> [Task goal] Show all lines that include the string "this"; copy each one.

#### Records to use ####

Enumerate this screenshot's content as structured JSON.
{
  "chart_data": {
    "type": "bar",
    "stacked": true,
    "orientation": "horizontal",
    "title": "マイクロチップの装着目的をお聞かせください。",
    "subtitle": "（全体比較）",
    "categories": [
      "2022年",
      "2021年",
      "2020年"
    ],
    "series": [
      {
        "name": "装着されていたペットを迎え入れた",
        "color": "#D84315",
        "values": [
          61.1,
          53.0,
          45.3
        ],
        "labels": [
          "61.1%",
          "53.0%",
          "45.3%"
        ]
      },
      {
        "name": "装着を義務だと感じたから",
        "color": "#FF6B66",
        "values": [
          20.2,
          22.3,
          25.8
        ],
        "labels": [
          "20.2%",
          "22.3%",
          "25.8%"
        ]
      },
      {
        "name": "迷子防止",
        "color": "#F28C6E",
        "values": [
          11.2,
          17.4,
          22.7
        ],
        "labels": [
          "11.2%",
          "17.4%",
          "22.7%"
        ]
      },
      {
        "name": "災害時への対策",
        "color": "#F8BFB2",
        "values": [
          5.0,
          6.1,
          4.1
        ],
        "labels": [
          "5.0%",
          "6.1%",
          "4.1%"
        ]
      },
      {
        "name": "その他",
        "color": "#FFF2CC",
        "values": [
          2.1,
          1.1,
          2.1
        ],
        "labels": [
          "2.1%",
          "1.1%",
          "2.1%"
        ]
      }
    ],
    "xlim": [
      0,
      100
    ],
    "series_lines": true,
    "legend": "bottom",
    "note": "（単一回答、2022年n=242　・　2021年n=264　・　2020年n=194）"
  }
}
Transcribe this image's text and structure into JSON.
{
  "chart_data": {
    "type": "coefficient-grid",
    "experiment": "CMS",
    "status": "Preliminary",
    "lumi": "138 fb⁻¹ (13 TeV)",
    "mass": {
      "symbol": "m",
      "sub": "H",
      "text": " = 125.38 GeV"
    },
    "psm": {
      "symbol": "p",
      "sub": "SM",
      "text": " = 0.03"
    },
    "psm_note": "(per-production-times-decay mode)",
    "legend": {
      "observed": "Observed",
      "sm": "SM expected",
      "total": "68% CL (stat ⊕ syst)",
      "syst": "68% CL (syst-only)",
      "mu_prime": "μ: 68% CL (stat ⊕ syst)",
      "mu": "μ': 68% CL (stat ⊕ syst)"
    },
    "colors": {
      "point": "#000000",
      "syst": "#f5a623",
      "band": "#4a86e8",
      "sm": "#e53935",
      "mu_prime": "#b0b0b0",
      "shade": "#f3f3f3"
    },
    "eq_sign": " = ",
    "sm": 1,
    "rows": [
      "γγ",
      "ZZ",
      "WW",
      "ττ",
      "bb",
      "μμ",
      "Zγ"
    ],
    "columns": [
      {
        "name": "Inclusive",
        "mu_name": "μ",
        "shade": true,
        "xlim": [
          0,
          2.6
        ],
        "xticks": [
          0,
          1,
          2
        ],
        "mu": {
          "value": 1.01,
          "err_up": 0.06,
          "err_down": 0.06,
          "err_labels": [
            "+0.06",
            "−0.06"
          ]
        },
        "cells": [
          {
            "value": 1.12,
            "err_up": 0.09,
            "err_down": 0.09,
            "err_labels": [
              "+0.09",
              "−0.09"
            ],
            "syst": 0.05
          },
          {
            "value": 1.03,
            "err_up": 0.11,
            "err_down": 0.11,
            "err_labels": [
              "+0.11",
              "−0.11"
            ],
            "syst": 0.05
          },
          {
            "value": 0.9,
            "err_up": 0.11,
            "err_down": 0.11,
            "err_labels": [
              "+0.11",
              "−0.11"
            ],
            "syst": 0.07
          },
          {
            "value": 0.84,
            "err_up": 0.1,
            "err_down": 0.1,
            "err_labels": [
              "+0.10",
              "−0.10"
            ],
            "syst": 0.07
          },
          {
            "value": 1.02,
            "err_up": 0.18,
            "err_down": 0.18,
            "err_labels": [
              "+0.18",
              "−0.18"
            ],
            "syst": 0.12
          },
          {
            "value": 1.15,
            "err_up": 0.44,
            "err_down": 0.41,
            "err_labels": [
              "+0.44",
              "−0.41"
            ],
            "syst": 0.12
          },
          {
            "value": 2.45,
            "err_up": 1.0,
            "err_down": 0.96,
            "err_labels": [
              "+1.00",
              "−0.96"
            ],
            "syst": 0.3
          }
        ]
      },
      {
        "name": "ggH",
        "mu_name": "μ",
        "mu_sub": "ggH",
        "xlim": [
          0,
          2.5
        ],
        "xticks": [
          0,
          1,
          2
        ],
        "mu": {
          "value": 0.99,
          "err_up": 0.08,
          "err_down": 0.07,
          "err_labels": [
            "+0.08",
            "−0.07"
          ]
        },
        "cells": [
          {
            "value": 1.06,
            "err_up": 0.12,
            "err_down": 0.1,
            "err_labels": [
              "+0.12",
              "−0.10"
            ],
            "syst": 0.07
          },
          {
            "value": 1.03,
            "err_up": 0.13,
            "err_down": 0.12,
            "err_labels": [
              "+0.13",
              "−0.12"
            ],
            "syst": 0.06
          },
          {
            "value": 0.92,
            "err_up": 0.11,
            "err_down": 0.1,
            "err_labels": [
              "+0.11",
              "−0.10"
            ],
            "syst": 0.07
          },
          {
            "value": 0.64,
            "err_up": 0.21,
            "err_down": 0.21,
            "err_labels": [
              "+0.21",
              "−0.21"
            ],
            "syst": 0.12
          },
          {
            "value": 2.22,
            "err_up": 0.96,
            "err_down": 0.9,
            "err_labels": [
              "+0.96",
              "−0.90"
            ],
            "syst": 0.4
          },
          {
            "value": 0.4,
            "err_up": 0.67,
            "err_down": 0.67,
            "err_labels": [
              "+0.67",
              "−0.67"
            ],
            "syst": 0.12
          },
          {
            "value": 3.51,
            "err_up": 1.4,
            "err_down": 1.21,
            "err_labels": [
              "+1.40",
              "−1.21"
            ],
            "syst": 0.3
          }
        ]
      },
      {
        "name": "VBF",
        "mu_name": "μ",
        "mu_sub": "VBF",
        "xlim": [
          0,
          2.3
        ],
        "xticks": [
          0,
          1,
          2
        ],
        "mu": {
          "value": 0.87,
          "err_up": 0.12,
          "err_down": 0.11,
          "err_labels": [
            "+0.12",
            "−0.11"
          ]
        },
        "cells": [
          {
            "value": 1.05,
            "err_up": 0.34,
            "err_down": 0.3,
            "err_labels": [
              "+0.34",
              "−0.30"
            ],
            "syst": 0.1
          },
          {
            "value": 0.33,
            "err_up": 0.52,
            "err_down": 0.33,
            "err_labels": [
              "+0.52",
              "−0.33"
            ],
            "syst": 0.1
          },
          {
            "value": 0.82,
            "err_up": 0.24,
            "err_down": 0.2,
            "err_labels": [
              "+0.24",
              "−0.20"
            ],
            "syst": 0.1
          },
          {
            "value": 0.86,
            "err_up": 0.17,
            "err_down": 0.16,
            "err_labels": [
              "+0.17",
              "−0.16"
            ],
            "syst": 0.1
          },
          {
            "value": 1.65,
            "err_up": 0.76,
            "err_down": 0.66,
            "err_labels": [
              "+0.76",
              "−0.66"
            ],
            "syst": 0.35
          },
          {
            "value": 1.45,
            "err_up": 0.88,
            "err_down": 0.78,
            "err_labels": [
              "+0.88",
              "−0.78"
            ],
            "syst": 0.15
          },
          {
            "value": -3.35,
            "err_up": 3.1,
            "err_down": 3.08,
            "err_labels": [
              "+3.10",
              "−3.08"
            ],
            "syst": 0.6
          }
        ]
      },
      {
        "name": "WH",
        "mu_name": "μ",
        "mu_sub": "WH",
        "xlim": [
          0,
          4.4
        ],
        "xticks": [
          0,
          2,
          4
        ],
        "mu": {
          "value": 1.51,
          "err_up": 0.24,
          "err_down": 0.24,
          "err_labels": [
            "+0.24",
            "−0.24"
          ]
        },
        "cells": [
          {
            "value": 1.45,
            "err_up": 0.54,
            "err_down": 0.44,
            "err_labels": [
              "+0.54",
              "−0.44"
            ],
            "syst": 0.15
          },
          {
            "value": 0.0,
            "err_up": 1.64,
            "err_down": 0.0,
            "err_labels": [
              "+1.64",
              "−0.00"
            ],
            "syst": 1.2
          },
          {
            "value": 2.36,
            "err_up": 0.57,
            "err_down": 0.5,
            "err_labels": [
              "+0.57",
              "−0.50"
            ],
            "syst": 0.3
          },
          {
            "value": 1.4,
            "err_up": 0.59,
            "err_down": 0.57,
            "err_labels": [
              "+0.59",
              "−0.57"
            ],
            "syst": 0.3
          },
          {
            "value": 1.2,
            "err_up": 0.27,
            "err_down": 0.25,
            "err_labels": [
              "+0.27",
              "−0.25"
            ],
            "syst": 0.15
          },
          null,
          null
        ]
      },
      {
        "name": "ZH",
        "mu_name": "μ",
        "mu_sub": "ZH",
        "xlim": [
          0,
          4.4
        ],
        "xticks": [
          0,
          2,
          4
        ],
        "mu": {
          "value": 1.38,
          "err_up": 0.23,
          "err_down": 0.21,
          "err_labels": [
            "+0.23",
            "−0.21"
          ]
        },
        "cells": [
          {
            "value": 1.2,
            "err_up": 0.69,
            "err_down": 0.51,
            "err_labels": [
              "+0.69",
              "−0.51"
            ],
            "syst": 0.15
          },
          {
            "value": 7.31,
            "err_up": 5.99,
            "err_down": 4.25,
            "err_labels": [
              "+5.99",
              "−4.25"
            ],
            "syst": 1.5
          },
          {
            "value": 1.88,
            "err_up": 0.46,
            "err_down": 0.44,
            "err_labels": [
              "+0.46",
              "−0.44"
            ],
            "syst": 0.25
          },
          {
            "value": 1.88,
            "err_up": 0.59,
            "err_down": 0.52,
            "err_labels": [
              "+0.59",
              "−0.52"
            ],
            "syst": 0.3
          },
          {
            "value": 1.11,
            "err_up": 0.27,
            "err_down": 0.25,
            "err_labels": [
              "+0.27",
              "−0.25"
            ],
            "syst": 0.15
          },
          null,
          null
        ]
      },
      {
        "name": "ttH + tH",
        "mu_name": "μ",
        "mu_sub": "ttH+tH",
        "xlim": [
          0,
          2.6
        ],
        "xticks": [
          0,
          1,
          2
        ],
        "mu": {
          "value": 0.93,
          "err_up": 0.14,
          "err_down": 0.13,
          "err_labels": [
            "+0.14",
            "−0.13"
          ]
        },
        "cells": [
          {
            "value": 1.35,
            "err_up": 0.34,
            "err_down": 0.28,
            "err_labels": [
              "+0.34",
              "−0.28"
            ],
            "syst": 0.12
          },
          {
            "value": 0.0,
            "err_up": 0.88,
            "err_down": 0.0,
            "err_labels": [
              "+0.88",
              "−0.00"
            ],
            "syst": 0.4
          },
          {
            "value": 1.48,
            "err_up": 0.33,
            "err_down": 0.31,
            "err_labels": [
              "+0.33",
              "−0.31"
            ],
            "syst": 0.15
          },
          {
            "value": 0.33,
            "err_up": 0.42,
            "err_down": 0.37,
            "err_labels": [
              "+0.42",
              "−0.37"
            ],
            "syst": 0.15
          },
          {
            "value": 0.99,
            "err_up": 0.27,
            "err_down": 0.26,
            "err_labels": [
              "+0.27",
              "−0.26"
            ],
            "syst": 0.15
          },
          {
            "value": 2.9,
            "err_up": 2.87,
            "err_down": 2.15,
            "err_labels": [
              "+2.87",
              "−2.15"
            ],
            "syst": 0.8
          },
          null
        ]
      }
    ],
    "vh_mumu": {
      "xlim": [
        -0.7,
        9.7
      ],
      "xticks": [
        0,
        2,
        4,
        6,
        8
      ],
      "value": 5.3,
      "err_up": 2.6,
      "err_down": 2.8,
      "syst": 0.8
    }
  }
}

####

> [Written answer]
Enumerate this screenshot's content as structured JSON.
Transcribe this image's text and structure into JSON.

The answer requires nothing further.